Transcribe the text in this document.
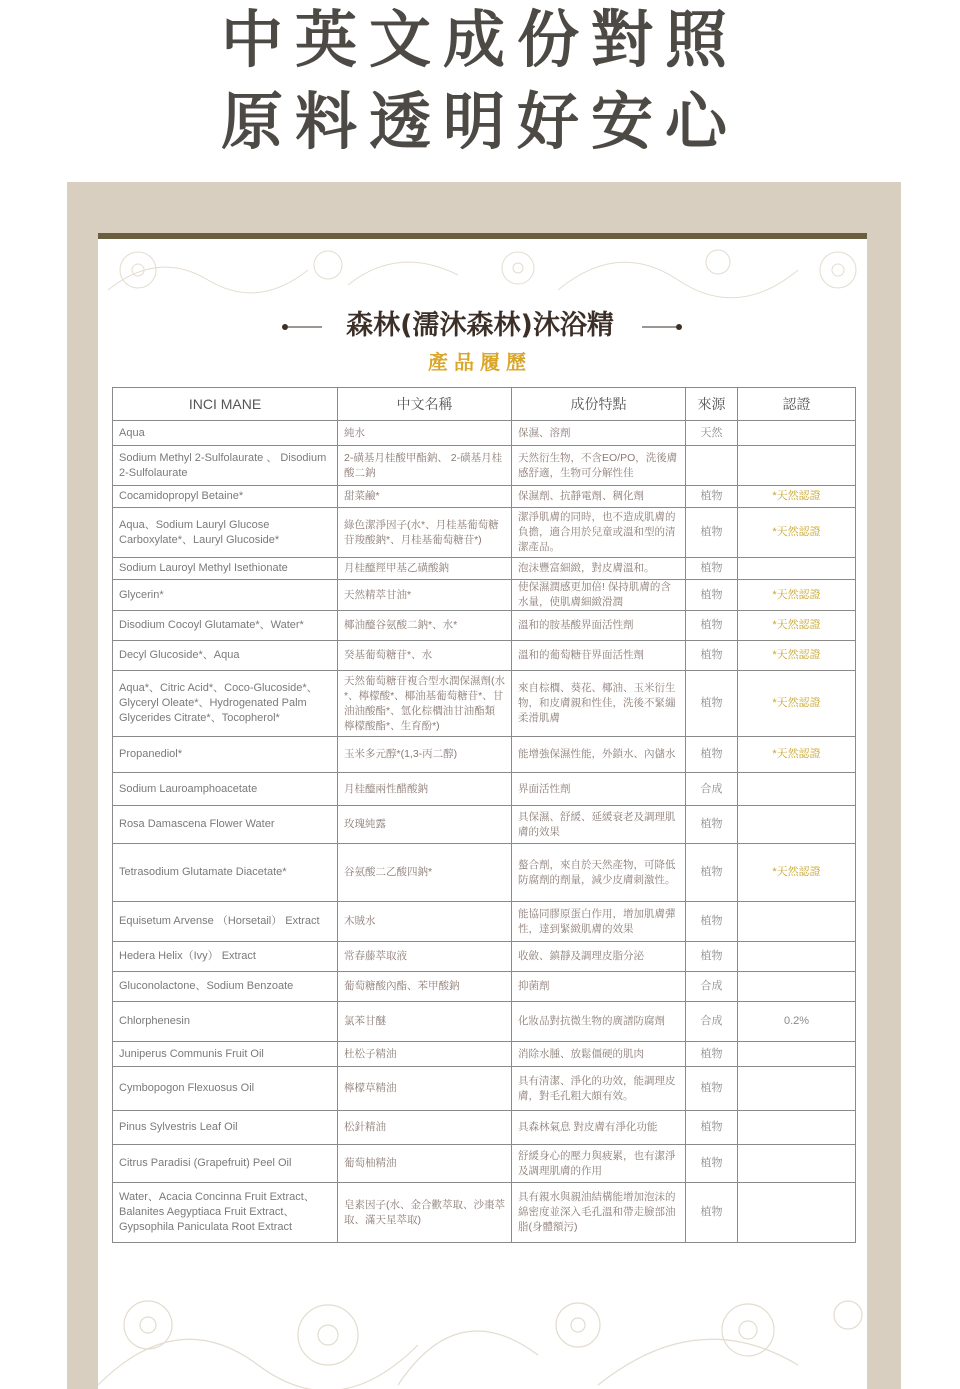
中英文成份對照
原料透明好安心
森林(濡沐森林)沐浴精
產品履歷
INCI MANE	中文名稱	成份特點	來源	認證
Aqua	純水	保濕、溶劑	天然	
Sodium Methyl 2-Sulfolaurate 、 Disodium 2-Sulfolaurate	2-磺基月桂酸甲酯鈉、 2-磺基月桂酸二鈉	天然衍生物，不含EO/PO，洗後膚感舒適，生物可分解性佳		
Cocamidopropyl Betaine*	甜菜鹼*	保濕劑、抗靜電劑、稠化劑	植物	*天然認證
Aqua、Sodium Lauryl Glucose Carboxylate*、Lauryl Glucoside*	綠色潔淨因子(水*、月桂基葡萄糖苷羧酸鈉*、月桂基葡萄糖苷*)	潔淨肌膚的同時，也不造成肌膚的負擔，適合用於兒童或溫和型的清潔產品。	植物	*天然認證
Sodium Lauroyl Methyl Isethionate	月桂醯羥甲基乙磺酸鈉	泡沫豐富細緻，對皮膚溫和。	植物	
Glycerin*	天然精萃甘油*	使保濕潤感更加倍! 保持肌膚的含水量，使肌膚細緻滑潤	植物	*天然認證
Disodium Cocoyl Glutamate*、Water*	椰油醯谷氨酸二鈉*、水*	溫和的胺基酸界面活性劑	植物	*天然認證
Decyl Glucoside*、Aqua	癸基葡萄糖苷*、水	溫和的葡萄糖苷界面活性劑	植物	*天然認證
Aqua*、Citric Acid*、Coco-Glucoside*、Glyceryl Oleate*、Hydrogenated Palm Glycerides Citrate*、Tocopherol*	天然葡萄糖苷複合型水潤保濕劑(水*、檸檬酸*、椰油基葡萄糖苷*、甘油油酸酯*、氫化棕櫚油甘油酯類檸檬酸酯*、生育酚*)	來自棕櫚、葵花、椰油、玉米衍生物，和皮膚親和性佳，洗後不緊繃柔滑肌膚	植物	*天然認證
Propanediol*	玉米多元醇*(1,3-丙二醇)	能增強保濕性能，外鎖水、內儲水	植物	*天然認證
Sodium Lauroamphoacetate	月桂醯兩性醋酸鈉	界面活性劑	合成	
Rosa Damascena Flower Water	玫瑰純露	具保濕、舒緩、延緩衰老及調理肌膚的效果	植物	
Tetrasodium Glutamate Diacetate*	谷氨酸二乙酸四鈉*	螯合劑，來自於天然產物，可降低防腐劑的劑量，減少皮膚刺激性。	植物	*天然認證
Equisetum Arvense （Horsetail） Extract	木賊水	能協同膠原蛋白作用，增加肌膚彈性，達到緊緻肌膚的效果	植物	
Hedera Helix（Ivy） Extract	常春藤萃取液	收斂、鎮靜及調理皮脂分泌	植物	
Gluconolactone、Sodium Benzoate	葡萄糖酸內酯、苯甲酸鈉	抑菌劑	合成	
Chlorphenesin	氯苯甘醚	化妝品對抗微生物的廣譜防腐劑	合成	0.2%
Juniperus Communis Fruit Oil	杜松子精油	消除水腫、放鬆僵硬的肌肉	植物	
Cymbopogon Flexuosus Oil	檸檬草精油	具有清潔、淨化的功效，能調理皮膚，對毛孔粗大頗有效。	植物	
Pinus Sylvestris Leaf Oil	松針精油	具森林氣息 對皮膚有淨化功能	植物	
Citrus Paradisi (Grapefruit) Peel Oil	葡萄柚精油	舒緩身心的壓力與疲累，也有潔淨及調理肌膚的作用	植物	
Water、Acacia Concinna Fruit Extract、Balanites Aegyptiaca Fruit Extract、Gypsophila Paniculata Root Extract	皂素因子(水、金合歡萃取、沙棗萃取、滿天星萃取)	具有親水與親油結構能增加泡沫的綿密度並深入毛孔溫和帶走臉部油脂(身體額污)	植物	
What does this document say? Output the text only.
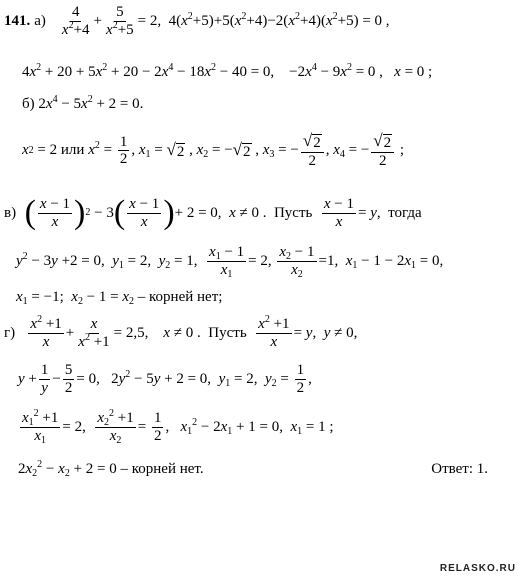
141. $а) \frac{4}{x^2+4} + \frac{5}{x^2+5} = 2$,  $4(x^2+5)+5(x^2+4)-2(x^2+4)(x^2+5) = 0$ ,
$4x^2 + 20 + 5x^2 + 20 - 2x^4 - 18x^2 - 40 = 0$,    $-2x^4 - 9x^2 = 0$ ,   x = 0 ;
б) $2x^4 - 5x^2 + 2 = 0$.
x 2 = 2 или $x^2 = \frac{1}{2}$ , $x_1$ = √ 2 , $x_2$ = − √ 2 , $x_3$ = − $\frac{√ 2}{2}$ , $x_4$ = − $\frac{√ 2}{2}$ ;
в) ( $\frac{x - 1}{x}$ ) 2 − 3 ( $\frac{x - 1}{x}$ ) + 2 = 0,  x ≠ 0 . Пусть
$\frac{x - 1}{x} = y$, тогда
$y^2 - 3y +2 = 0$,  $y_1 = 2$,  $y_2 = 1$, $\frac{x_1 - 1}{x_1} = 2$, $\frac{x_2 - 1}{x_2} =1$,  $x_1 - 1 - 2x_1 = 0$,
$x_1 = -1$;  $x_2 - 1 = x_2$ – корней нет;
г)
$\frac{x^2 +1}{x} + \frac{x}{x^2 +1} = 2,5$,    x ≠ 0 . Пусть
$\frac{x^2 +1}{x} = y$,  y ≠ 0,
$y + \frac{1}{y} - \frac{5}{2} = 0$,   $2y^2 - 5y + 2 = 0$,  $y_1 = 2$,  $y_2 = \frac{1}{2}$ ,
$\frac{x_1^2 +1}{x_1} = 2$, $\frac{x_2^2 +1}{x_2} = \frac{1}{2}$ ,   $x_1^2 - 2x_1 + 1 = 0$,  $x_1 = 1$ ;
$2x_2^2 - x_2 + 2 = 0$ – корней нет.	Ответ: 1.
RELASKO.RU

━━━━━━━━━━━━━━━━━━━━

Stated exercise:
Determine how many lines include the word "Aqua" and report that number by itself.

Exercise answer:
4